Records
--- Begin ---
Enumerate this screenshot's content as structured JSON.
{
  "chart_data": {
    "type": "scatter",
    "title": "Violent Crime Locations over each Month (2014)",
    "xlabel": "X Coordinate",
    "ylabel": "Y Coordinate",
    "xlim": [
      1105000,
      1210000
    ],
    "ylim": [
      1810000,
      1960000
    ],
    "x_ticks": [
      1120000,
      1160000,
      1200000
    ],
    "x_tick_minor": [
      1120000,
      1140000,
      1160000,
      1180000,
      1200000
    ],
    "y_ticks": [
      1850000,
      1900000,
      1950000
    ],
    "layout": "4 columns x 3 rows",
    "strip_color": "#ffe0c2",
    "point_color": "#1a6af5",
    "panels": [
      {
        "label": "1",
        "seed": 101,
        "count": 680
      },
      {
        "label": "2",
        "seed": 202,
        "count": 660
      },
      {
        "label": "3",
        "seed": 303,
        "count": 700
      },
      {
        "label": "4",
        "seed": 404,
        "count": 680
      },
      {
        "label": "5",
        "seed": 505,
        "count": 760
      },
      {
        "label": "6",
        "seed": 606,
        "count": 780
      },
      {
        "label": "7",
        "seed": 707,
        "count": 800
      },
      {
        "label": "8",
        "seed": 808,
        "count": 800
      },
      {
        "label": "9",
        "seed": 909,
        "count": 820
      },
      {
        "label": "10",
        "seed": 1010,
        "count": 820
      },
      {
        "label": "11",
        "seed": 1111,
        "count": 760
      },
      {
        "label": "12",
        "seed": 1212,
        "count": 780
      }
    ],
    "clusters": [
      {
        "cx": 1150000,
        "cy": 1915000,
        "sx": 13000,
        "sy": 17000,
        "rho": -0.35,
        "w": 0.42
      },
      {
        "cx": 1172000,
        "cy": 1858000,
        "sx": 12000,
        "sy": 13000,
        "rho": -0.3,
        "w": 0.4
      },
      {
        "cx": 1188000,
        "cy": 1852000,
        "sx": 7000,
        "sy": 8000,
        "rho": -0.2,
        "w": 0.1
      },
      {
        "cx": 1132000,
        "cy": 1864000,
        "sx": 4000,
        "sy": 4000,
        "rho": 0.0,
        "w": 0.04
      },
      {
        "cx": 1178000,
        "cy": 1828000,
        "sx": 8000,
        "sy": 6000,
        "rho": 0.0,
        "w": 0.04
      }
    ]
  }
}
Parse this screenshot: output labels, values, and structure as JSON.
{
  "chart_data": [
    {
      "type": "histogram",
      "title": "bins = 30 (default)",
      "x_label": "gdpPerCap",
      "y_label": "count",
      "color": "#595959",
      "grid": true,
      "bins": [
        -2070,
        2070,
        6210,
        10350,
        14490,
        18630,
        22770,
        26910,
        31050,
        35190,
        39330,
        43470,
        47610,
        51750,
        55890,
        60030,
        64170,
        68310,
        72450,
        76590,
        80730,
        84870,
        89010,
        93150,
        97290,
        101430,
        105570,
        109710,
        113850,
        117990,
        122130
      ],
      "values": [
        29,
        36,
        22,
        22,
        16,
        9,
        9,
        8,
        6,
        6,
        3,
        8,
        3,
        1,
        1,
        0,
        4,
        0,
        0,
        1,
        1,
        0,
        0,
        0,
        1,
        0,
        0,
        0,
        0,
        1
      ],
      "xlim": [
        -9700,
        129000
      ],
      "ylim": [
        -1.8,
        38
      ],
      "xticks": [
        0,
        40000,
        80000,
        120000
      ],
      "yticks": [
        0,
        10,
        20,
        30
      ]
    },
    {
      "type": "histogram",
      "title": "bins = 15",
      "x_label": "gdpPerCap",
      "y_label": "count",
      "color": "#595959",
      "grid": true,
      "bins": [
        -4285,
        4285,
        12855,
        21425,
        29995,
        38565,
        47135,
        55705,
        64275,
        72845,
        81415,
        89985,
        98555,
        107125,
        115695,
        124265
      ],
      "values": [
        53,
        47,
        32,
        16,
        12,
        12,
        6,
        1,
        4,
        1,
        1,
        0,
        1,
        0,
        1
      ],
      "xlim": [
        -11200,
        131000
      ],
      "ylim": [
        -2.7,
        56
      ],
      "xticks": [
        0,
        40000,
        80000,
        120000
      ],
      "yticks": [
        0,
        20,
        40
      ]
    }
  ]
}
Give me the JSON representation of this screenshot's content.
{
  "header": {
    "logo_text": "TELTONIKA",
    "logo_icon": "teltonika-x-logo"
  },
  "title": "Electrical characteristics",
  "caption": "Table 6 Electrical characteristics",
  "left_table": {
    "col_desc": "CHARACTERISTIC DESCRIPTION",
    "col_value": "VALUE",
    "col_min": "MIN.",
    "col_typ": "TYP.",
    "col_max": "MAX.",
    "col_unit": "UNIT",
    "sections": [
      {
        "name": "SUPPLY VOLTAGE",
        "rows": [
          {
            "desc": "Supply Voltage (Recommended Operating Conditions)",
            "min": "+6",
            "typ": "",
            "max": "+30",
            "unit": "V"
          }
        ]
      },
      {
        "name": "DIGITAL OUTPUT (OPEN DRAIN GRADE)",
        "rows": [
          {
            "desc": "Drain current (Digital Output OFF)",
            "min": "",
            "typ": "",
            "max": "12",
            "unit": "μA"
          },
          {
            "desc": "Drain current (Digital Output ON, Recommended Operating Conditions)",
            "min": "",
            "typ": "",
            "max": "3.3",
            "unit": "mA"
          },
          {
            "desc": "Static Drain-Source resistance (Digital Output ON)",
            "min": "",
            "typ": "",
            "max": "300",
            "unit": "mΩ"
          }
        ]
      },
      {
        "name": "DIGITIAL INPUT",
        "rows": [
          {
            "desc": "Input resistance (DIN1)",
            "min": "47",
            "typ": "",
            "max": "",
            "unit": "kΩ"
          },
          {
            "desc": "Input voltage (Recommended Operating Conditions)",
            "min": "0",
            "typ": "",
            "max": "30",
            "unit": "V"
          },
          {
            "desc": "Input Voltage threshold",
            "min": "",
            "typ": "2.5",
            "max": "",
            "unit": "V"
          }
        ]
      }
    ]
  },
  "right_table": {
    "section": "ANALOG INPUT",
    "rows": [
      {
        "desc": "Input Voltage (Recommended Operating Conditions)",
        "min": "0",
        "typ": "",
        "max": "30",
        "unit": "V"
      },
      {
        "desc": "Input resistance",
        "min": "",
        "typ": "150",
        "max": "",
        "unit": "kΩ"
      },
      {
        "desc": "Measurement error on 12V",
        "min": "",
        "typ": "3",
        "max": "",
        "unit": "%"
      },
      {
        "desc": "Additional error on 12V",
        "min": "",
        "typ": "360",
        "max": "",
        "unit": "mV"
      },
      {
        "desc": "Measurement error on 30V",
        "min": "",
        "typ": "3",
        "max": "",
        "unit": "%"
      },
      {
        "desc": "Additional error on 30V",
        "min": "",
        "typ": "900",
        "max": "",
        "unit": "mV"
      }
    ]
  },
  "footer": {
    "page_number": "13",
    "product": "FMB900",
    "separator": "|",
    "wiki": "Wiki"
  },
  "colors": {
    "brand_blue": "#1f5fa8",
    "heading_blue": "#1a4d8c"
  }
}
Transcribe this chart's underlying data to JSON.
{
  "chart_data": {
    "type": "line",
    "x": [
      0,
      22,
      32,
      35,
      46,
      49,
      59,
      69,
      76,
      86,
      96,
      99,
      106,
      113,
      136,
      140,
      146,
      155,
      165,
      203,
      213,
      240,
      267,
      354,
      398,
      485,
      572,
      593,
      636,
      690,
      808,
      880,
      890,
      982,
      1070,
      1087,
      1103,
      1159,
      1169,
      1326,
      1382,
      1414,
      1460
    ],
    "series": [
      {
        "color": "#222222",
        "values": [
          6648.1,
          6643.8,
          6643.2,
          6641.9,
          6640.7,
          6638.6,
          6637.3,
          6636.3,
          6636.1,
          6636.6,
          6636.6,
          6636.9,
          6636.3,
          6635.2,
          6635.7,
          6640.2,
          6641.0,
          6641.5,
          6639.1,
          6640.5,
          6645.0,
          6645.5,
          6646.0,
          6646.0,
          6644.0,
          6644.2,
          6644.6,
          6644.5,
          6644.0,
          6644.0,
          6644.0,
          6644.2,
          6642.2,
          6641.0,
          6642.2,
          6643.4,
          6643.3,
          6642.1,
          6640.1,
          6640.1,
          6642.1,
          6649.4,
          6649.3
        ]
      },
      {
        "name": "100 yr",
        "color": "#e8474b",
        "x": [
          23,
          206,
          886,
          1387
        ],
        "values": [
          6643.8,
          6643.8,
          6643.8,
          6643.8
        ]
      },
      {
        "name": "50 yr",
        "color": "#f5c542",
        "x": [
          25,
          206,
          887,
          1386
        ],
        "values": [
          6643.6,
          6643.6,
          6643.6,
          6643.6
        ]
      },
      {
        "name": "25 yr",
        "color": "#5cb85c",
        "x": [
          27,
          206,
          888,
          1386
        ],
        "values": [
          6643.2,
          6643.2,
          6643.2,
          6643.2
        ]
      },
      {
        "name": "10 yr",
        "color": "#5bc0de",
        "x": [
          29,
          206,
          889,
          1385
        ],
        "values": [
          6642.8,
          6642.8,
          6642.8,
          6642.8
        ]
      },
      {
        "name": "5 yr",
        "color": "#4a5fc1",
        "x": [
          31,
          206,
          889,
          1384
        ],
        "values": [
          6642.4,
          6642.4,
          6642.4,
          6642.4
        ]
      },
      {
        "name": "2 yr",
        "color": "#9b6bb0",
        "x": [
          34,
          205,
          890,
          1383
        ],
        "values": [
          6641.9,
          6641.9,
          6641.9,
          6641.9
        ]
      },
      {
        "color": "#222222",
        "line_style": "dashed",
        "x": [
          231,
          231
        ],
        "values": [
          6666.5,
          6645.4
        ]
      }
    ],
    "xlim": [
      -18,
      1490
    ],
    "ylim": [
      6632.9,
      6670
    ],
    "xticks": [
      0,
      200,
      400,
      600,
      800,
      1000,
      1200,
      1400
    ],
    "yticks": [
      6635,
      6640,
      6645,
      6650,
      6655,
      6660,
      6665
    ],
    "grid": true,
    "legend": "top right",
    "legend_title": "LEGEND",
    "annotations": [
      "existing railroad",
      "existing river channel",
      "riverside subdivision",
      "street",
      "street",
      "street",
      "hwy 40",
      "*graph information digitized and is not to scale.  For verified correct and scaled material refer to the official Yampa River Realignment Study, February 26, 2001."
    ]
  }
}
--- End ---
GIVEN REQUEST: Only lines with "bins" are wanted here; list each of them.

OUTPUT OF THE TASK:
      "title": "bins = 30 (default)",
      "bins": [
      "title": "bins = 15",
      "bins": [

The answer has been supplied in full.